Set task: Output each line exactly as it appears, skipping any embedded picture.
——
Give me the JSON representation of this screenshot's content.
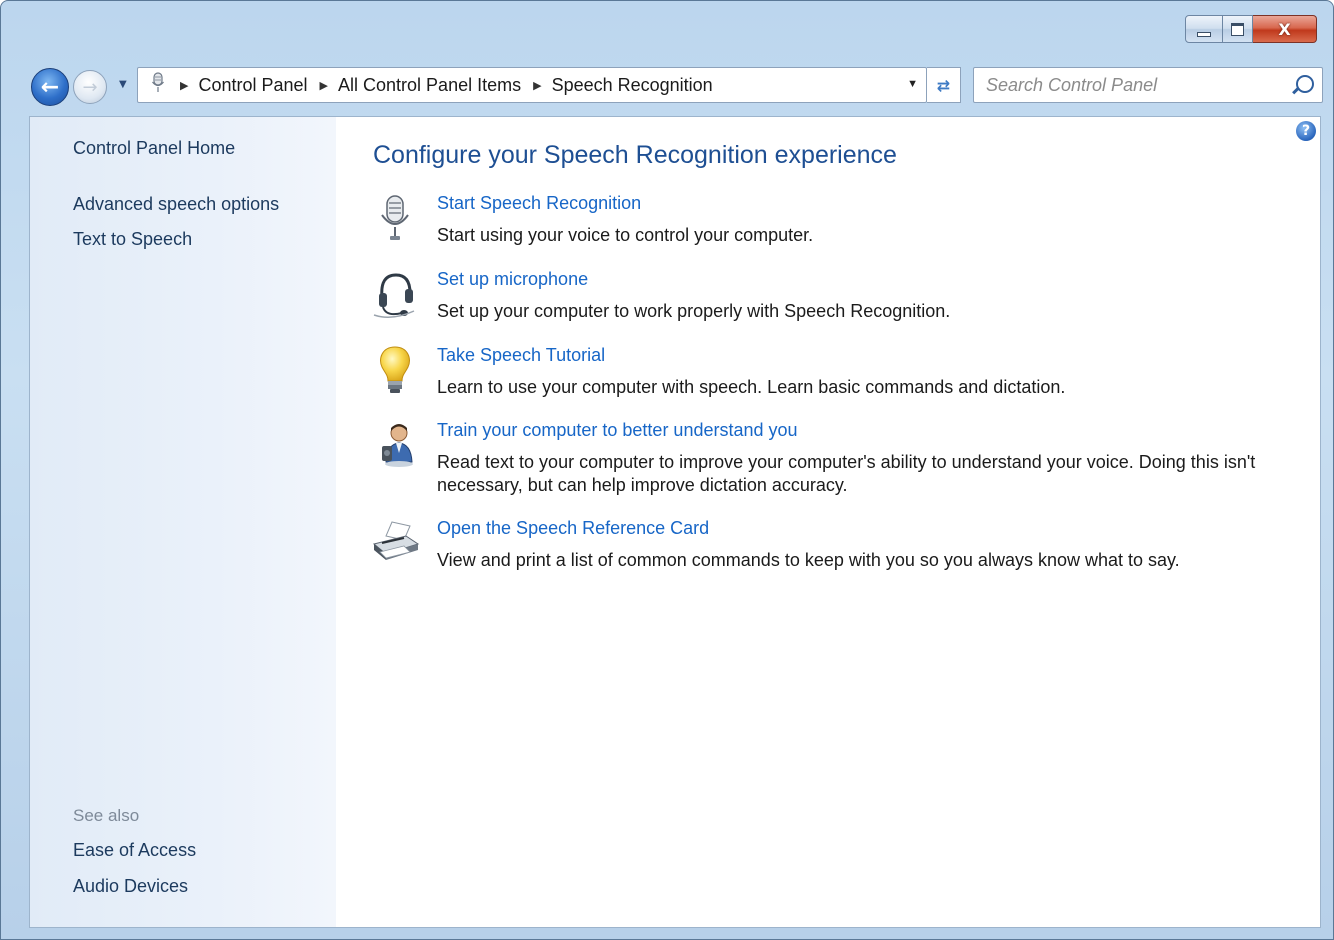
{
  "window": {
    "caption": {
      "minimize_label": "minimize",
      "maximize_label": "maximize",
      "close_glyph": "X"
    }
  },
  "navbar": {
    "back_icon": "back-arrow-icon",
    "forward_icon": "forward-arrow-icon",
    "breadcrumb": [
      "Control Panel",
      "All Control Panel Items",
      "Speech Recognition"
    ],
    "search_placeholder": "Search Control Panel"
  },
  "sidebar": {
    "home": "Control Panel Home",
    "links": [
      "Advanced speech options",
      "Text to Speech"
    ],
    "see_also_heading": "See also",
    "see_also": [
      "Ease of Access",
      "Audio Devices"
    ]
  },
  "main": {
    "title": "Configure your Speech Recognition experience",
    "tasks": [
      {
        "icon": "microphone-icon",
        "link": "Start Speech Recognition",
        "description": "Start using your voice to control your computer."
      },
      {
        "icon": "headset-icon",
        "link": "Set up microphone",
        "description": "Set up your computer to work properly with Speech Recognition."
      },
      {
        "icon": "lightbulb-icon",
        "link": "Take Speech Tutorial",
        "description": "Learn to use your computer with speech.  Learn basic commands and dictation."
      },
      {
        "icon": "user-training-icon",
        "link": "Train your computer to better understand you",
        "description": "Read text to your computer to improve your computer's ability to understand your voice.  Doing this isn't necessary, but can help improve dictation accuracy."
      },
      {
        "icon": "printer-icon",
        "link": "Open the Speech Reference Card",
        "description": "View and print a list of common commands to keep with you so you always know what to say."
      }
    ]
  },
  "colors": {
    "link": "#1766c7",
    "title": "#1e4f93",
    "sidebar_text": "#1c3a5e",
    "close_button": "#c0391c"
  }
}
——
The reply:
Give me the JSON representation of this screenshot's content.
{
  "window": {
    "caption": {
      "minimize_label": "minimize",
      "maximize_label": "maximize",
      "close_glyph": "X"
    }
  },
  "navbar": {
    "back_icon": "back-arrow-icon",
    "forward_icon": "forward-arrow-icon",
    "breadcrumb": [
      "Control Panel",
      "All Control Panel Items",
      "Speech Recognition"
    ],
    "search_placeholder": "Search Control Panel"
  },
  "sidebar": {
    "home": "Control Panel Home",
    "links": [
      "Advanced speech options",
      "Text to Speech"
    ],
    "see_also_heading": "See also",
    "see_also": [
      "Ease of Access",
      "Audio Devices"
    ]
  },
  "main": {
    "title": "Configure your Speech Recognition experience",
    "tasks": [
      {
        "icon": "microphone-icon",
        "link": "Start Speech Recognition",
        "description": "Start using your voice to control your computer."
      },
      {
        "icon": "headset-icon",
        "link": "Set up microphone",
        "description": "Set up your computer to work properly with Speech Recognition."
      },
      {
        "icon": "lightbulb-icon",
        "link": "Take Speech Tutorial",
        "description": "Learn to use your computer with speech.  Learn basic commands and dictation."
      },
      {
        "icon": "user-training-icon",
        "link": "Train your computer to better understand you",
        "description": "Read text to your computer to improve your computer's ability to understand your voice.  Doing this isn't necessary, but can help improve dictation accuracy."
      },
      {
        "icon": "printer-icon",
        "link": "Open the Speech Reference Card",
        "description": "View and print a list of common commands to keep with you so you always know what to say."
      }
    ]
  },
  "colors": {
    "link": "#1766c7",
    "title": "#1e4f93",
    "sidebar_text": "#1c3a5e",
    "close_button": "#c0391c"
  }
}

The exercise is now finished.